+++ Exercise materials
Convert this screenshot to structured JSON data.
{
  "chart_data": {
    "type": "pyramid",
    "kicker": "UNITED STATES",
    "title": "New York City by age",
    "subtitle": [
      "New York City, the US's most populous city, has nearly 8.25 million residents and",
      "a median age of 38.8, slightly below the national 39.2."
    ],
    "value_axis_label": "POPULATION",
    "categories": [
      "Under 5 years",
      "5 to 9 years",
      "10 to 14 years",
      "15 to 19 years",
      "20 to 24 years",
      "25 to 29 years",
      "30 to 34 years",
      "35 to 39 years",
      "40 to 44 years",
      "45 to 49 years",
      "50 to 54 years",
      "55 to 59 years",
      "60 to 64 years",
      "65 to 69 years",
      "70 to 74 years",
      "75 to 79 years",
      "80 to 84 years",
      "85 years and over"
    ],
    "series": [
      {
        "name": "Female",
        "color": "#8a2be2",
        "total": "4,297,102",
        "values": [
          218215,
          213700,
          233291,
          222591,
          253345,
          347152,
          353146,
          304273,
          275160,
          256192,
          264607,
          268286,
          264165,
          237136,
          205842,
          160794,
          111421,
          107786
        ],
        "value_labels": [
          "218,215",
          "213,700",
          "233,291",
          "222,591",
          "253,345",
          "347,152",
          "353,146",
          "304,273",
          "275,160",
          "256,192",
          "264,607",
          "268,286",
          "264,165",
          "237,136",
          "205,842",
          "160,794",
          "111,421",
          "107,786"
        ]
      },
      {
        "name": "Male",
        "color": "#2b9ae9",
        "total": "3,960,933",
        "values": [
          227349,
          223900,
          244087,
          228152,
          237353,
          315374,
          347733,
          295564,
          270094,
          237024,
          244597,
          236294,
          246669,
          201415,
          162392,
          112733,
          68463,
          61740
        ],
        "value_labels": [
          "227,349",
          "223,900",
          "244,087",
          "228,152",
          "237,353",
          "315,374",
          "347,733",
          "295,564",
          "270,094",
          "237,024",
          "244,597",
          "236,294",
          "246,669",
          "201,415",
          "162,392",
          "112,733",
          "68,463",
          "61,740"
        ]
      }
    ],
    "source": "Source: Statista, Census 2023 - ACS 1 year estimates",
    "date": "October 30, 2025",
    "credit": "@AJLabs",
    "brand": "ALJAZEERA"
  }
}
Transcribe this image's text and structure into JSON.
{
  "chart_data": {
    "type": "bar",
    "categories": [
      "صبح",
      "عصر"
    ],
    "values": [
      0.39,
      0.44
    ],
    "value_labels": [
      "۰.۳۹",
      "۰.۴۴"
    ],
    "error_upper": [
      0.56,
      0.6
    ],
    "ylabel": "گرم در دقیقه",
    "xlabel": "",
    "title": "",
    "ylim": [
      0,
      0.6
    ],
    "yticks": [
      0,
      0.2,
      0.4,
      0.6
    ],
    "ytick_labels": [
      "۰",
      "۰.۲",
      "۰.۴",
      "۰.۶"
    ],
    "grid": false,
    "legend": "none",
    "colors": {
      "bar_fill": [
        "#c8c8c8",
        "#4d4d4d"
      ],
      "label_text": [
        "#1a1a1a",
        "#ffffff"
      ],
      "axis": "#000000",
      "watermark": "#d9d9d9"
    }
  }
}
++++++
From the entries above, copy every line containing the word "JSON".

Convert this screenshot to structured JSON data.
Transcribe this image's text and structure into JSON.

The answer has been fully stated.